* [AIM]: Filter out everything except lines holding "point".

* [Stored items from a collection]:

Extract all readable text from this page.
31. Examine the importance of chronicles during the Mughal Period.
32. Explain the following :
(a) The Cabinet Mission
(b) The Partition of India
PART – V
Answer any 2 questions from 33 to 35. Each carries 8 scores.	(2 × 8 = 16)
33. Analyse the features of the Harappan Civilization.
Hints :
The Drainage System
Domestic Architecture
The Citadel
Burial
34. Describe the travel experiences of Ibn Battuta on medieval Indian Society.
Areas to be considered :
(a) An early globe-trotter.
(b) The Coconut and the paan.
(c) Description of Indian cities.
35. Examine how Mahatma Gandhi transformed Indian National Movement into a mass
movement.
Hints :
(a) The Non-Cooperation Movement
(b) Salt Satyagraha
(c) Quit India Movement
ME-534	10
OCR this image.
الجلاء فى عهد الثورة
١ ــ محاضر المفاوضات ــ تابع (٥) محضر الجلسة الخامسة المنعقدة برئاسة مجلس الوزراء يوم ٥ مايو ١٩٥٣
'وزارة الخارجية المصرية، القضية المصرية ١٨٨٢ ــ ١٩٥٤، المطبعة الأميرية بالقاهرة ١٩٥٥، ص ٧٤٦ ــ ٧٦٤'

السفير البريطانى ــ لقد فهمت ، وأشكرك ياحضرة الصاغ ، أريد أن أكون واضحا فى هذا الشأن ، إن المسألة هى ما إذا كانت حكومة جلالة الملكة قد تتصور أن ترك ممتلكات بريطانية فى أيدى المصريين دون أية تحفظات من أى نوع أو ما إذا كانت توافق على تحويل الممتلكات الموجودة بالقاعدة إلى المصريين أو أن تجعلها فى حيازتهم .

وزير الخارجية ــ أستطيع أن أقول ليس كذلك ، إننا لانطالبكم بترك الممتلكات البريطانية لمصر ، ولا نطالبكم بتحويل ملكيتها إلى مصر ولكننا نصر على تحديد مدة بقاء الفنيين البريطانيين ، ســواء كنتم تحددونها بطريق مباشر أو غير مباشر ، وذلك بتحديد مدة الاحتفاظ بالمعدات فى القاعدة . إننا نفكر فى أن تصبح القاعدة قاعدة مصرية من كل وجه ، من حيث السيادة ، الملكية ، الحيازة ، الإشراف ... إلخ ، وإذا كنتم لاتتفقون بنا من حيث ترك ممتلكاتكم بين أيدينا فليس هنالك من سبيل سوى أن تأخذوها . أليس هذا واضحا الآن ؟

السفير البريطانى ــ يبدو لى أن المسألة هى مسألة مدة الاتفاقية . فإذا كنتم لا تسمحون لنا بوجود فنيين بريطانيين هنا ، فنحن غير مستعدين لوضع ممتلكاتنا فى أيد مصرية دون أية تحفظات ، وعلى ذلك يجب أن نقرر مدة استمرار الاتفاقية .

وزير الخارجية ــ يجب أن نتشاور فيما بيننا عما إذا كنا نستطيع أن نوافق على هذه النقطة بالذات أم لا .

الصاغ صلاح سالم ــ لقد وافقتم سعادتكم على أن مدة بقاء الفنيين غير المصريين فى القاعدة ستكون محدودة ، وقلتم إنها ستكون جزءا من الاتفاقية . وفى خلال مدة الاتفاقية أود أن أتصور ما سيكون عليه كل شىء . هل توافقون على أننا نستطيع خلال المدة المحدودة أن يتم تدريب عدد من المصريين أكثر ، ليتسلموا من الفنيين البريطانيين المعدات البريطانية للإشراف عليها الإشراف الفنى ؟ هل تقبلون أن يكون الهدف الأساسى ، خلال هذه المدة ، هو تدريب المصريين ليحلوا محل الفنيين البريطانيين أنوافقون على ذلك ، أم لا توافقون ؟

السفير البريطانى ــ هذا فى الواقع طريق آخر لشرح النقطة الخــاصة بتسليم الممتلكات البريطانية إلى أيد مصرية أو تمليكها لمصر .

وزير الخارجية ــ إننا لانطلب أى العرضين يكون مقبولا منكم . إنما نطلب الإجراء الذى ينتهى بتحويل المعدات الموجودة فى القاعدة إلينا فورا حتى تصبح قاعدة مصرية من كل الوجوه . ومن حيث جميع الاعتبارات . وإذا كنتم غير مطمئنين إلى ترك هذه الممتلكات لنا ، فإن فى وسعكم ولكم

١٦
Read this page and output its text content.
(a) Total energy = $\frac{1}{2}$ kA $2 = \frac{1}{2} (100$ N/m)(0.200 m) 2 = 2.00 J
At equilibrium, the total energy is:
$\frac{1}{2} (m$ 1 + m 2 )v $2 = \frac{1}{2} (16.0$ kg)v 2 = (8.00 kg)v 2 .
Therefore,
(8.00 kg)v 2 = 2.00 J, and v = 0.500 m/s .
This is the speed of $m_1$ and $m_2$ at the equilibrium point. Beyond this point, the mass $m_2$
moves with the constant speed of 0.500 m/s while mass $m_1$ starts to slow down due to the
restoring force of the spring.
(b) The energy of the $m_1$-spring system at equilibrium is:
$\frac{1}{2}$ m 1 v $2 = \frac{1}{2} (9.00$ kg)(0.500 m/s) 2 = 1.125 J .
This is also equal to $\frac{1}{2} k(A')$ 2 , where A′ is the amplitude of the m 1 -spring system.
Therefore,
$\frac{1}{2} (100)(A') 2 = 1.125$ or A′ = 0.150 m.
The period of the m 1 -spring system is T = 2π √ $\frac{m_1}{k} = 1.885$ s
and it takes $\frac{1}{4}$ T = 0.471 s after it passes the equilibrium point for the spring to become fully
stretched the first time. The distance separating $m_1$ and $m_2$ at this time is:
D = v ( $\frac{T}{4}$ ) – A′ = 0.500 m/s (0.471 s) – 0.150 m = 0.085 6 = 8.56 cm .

* [TASK RESPONSE]:
This is the speed of $m_1$ and $m_2$ at the equilibrium point. Beyond this point, the mass $m_2$
and it takes $\frac{1}{4}$ T = 0.471 s after it passes the equilibrium point for the spring to become fully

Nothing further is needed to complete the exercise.